■ Stored data

++++

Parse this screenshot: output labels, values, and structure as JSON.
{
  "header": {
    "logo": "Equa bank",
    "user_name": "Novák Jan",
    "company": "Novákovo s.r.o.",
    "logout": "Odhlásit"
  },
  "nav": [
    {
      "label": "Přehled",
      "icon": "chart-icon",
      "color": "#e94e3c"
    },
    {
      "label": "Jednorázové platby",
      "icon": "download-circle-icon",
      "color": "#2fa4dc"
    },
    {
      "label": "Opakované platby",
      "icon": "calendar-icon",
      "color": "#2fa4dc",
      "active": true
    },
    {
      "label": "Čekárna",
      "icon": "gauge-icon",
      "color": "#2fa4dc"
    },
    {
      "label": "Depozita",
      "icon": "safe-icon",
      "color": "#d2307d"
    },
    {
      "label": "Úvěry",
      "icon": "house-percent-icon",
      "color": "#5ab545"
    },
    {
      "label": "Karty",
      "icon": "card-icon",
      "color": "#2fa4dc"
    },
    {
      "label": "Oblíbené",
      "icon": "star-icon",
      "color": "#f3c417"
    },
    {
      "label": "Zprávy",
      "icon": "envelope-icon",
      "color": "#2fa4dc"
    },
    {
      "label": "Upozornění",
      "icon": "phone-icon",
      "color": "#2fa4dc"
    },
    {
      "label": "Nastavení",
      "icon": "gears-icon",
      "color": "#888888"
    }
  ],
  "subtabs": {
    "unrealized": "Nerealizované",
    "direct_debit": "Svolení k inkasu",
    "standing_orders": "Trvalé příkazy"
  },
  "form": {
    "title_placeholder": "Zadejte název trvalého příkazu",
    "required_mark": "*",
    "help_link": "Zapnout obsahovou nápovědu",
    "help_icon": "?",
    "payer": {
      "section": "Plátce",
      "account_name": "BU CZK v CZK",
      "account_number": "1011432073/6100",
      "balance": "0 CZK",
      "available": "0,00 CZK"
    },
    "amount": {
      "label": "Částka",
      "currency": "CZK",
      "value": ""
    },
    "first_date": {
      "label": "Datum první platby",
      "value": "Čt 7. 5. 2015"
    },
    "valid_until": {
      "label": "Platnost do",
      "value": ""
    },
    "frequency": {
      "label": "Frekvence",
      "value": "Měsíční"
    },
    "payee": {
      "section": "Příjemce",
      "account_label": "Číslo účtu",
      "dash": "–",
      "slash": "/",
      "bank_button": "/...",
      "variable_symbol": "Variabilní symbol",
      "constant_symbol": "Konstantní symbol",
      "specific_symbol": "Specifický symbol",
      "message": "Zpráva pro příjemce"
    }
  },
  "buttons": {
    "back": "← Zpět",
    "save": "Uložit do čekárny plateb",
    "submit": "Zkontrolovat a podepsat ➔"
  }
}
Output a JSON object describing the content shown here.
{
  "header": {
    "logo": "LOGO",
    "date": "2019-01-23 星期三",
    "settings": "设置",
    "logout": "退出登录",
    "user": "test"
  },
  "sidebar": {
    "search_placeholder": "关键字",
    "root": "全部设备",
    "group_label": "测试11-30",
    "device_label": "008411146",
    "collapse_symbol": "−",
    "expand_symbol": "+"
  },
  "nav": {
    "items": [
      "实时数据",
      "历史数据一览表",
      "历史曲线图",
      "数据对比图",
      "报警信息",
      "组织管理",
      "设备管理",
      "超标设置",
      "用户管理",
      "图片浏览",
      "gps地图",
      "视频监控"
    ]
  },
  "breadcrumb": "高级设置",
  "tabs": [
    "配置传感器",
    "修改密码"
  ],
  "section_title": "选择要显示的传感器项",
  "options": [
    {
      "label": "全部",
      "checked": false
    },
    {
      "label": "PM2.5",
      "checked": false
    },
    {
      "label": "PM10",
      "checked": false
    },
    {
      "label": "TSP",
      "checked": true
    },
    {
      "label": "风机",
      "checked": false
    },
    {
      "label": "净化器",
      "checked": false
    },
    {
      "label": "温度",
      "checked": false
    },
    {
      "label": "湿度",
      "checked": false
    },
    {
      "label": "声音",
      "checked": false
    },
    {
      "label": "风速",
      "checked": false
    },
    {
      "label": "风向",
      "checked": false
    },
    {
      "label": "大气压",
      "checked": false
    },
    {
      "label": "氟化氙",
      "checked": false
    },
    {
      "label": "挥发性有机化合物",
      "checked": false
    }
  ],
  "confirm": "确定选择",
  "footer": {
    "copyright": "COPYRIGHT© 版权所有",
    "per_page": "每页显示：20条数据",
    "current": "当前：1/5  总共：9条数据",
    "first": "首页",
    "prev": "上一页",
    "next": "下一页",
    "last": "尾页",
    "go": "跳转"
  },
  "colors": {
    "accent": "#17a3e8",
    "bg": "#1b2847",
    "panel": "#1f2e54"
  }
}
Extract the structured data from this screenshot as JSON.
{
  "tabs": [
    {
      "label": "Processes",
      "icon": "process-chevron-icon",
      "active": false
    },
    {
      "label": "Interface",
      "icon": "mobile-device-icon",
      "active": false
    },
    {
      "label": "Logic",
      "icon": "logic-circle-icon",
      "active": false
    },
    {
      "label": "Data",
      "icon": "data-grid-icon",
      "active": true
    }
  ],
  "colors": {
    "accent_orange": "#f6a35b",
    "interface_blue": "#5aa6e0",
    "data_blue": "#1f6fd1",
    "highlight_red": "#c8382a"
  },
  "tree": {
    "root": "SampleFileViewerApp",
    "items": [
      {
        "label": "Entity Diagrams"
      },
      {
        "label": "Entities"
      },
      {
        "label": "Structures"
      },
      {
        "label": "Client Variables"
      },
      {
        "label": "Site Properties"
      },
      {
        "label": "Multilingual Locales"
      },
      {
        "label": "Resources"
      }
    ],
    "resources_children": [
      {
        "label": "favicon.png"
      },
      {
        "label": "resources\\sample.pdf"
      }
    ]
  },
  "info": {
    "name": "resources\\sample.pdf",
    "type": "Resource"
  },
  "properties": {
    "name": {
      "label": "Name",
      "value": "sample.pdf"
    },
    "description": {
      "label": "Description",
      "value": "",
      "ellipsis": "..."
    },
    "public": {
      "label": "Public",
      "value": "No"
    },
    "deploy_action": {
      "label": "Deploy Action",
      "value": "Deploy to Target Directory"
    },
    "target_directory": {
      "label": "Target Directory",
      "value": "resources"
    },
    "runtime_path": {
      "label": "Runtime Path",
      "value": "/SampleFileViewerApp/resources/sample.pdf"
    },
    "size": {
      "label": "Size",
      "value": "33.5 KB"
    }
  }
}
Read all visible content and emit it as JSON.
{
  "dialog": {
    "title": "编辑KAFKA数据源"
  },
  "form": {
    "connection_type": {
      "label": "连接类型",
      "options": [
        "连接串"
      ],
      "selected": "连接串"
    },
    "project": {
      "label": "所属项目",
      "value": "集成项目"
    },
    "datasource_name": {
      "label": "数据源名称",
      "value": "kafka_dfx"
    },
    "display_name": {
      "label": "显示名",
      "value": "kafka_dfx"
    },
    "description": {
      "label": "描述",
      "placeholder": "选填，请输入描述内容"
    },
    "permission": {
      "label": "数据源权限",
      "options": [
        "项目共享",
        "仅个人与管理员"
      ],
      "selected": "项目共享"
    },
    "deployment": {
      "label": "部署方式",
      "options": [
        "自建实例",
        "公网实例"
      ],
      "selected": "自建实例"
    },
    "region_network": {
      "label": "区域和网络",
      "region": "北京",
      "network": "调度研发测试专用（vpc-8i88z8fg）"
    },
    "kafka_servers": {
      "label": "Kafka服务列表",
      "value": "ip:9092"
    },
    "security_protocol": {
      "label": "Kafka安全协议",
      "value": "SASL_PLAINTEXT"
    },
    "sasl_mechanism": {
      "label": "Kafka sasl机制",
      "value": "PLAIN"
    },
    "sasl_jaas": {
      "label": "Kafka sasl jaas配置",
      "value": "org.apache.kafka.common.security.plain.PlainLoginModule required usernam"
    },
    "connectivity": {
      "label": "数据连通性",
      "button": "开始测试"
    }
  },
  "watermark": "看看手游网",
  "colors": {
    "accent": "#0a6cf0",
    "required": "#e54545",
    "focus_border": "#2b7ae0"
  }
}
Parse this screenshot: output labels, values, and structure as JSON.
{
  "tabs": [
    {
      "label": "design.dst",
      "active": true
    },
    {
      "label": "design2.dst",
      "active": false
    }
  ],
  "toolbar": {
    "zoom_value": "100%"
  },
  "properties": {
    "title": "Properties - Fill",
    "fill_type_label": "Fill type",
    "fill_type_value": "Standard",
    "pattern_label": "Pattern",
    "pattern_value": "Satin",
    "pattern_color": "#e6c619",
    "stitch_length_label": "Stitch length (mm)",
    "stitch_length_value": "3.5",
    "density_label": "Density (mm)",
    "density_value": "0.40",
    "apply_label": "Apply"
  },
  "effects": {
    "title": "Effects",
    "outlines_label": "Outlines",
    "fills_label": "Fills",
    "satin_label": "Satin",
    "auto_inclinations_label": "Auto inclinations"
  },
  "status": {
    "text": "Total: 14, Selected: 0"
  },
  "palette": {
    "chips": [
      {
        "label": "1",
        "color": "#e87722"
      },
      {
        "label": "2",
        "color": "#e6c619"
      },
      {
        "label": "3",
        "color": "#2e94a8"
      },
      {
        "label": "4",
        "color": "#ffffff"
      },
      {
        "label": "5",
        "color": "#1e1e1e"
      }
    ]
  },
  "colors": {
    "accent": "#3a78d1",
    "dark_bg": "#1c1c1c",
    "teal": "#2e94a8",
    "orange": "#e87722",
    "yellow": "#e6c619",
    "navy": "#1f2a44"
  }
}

++++

■ Written exercise
Scan the data for the word "SampleFileViewerApp" and copy every line where it shows up.

■ Reply
    "root": "SampleFileViewerApp",
      "value": "/SampleFileViewerApp/resources/sample.pdf"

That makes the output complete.